Exercise brief: Transcribe all of the material exactly. Any picture in it should be left out.
********************
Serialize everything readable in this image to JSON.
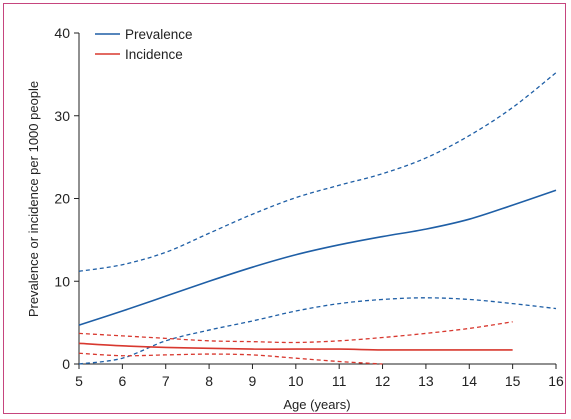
{
  "chart_data": {
    "type": "line",
    "title": "",
    "xlabel": "Age (years)",
    "ylabel": "Prevalence or incidence per 1000 people",
    "xlim": [
      5,
      16
    ],
    "ylim": [
      0,
      40
    ],
    "x_ticks": [
      5,
      6,
      7,
      8,
      9,
      10,
      11,
      12,
      13,
      14,
      15,
      16
    ],
    "y_ticks": [
      0,
      10,
      20,
      30,
      40
    ],
    "grid": false,
    "legend_position": "top-left",
    "legend": [
      {
        "label": "Prevalence",
        "color": "#1f5fa6"
      },
      {
        "label": "Incidence",
        "color": "#d8382f"
      }
    ],
    "series": [
      {
        "name": "Prevalence",
        "color": "#1f5fa6",
        "style": "solid",
        "x": [
          5,
          6,
          7,
          8,
          9,
          10,
          11,
          12,
          13,
          14,
          15,
          16
        ],
        "y": [
          4.7,
          6.4,
          8.2,
          10.0,
          11.7,
          13.2,
          14.4,
          15.4,
          16.3,
          17.5,
          19.2,
          21.0
        ]
      },
      {
        "name": "Prevalence upper CI",
        "color": "#1f5fa6",
        "style": "dashed",
        "x": [
          5,
          6,
          7,
          8,
          9,
          10,
          11,
          12,
          13,
          14,
          15,
          16
        ],
        "y": [
          11.2,
          12.0,
          13.5,
          15.8,
          18.1,
          20.1,
          21.6,
          23.0,
          24.9,
          27.6,
          31.0,
          35.2
        ]
      },
      {
        "name": "Prevalence lower CI",
        "color": "#1f5fa6",
        "style": "dashed",
        "x": [
          5,
          6,
          7,
          8,
          9,
          10,
          11,
          12,
          13,
          14,
          15,
          16
        ],
        "y": [
          0.0,
          0.7,
          2.8,
          4.1,
          5.2,
          6.4,
          7.3,
          7.8,
          8.0,
          7.8,
          7.3,
          6.7
        ]
      },
      {
        "name": "Incidence",
        "color": "#d8382f",
        "style": "solid",
        "x": [
          5,
          6,
          7,
          8,
          9,
          10,
          11,
          12,
          13,
          14,
          15
        ],
        "y": [
          2.5,
          2.2,
          2.0,
          1.9,
          1.8,
          1.8,
          1.8,
          1.7,
          1.7,
          1.7,
          1.7
        ]
      },
      {
        "name": "Incidence upper CI",
        "color": "#d8382f",
        "style": "dashed",
        "x": [
          5,
          6,
          7,
          8,
          9,
          10,
          11,
          12,
          13,
          14,
          15
        ],
        "y": [
          3.7,
          3.4,
          3.1,
          2.8,
          2.7,
          2.6,
          2.8,
          3.2,
          3.7,
          4.3,
          5.1
        ]
      },
      {
        "name": "Incidence lower CI",
        "color": "#d8382f",
        "style": "dashed",
        "x": [
          5,
          6,
          7,
          8,
          9,
          10,
          11,
          12
        ],
        "y": [
          1.3,
          1.0,
          1.1,
          1.2,
          1.1,
          0.7,
          0.3,
          0.0
        ]
      }
    ]
  }
}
********************
Result of this task:
Serialize everything readable in this image to JSON.
{
  "chart_data": {
    "type": "line",
    "title": "",
    "xlabel": "Age (years)",
    "ylabel": "Prevalence or incidence per 1000 people",
    "xlim": [
      5,
      16
    ],
    "ylim": [
      0,
      40
    ],
    "x_ticks": [
      5,
      6,
      7,
      8,
      9,
      10,
      11,
      12,
      13,
      14,
      15,
      16
    ],
    "y_ticks": [
      0,
      10,
      20,
      30,
      40
    ],
    "grid": false,
    "legend_position": "top-left",
    "legend": [
      {
        "label": "Prevalence",
        "color": "#1f5fa6"
      },
      {
        "label": "Incidence",
        "color": "#d8382f"
      }
    ],
    "series": [
      {
        "name": "Prevalence",
        "color": "#1f5fa6",
        "style": "solid",
        "x": [
          5,
          6,
          7,
          8,
          9,
          10,
          11,
          12,
          13,
          14,
          15,
          16
        ],
        "y": [
          4.7,
          6.4,
          8.2,
          10.0,
          11.7,
          13.2,
          14.4,
          15.4,
          16.3,
          17.5,
          19.2,
          21.0
        ]
      },
      {
        "name": "Prevalence upper CI",
        "color": "#1f5fa6",
        "style": "dashed",
        "x": [
          5,
          6,
          7,
          8,
          9,
          10,
          11,
          12,
          13,
          14,
          15,
          16
        ],
        "y": [
          11.2,
          12.0,
          13.5,
          15.8,
          18.1,
          20.1,
          21.6,
          23.0,
          24.9,
          27.6,
          31.0,
          35.2
        ]
      },
      {
        "name": "Prevalence lower CI",
        "color": "#1f5fa6",
        "style": "dashed",
        "x": [
          5,
          6,
          7,
          8,
          9,
          10,
          11,
          12,
          13,
          14,
          15,
          16
        ],
        "y": [
          0.0,
          0.7,
          2.8,
          4.1,
          5.2,
          6.4,
          7.3,
          7.8,
          8.0,
          7.8,
          7.3,
          6.7
        ]
      },
      {
        "name": "Incidence",
        "color": "#d8382f",
        "style": "solid",
        "x": [
          5,
          6,
          7,
          8,
          9,
          10,
          11,
          12,
          13,
          14,
          15
        ],
        "y": [
          2.5,
          2.2,
          2.0,
          1.9,
          1.8,
          1.8,
          1.8,
          1.7,
          1.7,
          1.7,
          1.7
        ]
      },
      {
        "name": "Incidence upper CI",
        "color": "#d8382f",
        "style": "dashed",
        "x": [
          5,
          6,
          7,
          8,
          9,
          10,
          11,
          12,
          13,
          14,
          15
        ],
        "y": [
          3.7,
          3.4,
          3.1,
          2.8,
          2.7,
          2.6,
          2.8,
          3.2,
          3.7,
          4.3,
          5.1
        ]
      },
      {
        "name": "Incidence lower CI",
        "color": "#d8382f",
        "style": "dashed",
        "x": [
          5,
          6,
          7,
          8,
          9,
          10,
          11,
          12
        ],
        "y": [
          1.3,
          1.0,
          1.1,
          1.2,
          1.1,
          0.7,
          0.3,
          0.0
        ]
      }
    ]
  }
}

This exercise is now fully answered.